* _Set task_: Copy the lines below verbatim, but only from the line containing "What text is on this page?" through the end of the data.

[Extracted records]
START

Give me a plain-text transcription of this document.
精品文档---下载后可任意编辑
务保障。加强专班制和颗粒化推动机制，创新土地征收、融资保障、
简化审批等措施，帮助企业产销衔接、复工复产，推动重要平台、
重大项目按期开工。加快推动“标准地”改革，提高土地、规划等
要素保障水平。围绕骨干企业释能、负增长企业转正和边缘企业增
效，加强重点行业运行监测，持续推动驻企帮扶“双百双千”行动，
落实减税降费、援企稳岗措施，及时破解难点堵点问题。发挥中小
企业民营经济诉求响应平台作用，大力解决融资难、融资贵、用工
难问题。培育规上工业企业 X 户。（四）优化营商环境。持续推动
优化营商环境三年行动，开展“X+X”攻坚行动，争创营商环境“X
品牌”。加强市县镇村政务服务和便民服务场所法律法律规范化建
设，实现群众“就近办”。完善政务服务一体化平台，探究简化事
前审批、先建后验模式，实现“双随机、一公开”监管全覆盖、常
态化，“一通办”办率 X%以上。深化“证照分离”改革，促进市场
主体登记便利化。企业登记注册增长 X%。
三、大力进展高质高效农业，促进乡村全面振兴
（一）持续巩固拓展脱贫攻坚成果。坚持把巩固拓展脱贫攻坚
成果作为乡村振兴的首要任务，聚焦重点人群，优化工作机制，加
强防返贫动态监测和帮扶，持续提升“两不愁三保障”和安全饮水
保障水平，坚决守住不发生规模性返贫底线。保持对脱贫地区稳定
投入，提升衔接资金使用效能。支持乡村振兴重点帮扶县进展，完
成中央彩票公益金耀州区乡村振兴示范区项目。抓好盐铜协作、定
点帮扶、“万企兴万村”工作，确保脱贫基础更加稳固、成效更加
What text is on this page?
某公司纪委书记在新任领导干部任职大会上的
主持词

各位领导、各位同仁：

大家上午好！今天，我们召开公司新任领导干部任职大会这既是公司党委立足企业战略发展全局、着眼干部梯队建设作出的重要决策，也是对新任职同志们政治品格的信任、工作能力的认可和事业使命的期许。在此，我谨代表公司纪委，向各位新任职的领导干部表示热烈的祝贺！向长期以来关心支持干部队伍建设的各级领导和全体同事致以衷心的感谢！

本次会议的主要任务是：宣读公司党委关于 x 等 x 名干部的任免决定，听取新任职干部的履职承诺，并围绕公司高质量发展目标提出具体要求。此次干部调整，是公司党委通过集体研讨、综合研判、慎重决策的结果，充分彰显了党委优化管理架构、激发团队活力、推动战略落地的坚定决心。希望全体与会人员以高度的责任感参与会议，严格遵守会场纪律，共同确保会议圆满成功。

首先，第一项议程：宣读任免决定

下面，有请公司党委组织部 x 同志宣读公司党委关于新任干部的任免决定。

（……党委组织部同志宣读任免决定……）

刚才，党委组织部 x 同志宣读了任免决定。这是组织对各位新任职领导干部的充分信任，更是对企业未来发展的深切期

END

* _In response_:
What text is on this page?
某公司纪委书记在新任领导干部任职大会上的
主持词

各位领导、各位同仁：

大家上午好！今天，我们召开公司新任领导干部任职大会这既是公司党委立足企业战略发展全局、着眼干部梯队建设作出的重要决策，也是对新任职同志们政治品格的信任、工作能力的认可和事业使命的期许。在此，我谨代表公司纪委，向各位新任职的领导干部表示热烈的祝贺！向长期以来关心支持干部队伍建设的各级领导和全体同事致以衷心的感谢！

本次会议的主要任务是：宣读公司党委关于 x 等 x 名干部的任免决定，听取新任职干部的履职承诺，并围绕公司高质量发展目标提出具体要求。此次干部调整，是公司党委通过集体研讨、综合研判、慎重决策的结果，充分彰显了党委优化管理架构、激发团队活力、推动战略落地的坚定决心。希望全体与会人员以高度的责任感参与会议，严格遵守会场纪律，共同确保会议圆满成功。

首先，第一项议程：宣读任免决定

下面，有请公司党委组织部 x 同志宣读公司党委关于新任干部的任免决定。

（……党委组织部同志宣读任免决定……）

刚才，党委组织部 x 同志宣读了任免决定。这是组织对各位新任职领导干部的充分信任，更是对企业未来发展的深切期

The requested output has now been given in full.